§ **Given information**:
══════════
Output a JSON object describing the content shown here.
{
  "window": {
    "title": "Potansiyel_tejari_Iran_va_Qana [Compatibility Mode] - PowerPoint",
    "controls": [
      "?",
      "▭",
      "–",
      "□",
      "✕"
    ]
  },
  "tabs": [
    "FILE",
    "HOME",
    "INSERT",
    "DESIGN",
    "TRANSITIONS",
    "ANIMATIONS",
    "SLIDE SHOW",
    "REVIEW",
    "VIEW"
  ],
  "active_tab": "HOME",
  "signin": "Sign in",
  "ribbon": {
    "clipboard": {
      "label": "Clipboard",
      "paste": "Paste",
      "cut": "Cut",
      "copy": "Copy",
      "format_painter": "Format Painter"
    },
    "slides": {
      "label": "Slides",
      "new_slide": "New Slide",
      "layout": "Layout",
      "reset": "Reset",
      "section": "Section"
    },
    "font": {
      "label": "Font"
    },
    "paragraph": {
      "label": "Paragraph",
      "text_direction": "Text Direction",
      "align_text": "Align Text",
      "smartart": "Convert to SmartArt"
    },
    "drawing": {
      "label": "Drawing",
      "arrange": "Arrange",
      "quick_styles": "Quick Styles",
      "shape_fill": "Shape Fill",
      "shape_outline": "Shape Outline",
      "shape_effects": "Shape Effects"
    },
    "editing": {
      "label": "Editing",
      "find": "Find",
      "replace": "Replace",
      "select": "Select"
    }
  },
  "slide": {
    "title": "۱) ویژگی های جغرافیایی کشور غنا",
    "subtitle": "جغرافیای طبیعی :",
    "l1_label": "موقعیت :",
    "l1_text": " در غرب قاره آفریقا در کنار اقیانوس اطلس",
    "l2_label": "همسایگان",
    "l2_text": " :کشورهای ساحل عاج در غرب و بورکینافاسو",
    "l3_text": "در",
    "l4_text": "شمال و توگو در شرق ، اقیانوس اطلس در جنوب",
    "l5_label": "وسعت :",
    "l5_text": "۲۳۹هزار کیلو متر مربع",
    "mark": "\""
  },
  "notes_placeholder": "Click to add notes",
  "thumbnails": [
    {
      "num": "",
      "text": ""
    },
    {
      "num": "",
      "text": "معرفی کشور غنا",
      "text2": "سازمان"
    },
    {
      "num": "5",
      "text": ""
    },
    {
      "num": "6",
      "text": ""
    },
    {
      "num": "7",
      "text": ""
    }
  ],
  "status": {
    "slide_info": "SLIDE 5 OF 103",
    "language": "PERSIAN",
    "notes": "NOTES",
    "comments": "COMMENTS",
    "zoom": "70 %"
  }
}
══════════
§ **Given request**:
Reply with the number of lines in the data that include the string "اطلس" and nothing else.

§ **Correct result**:
2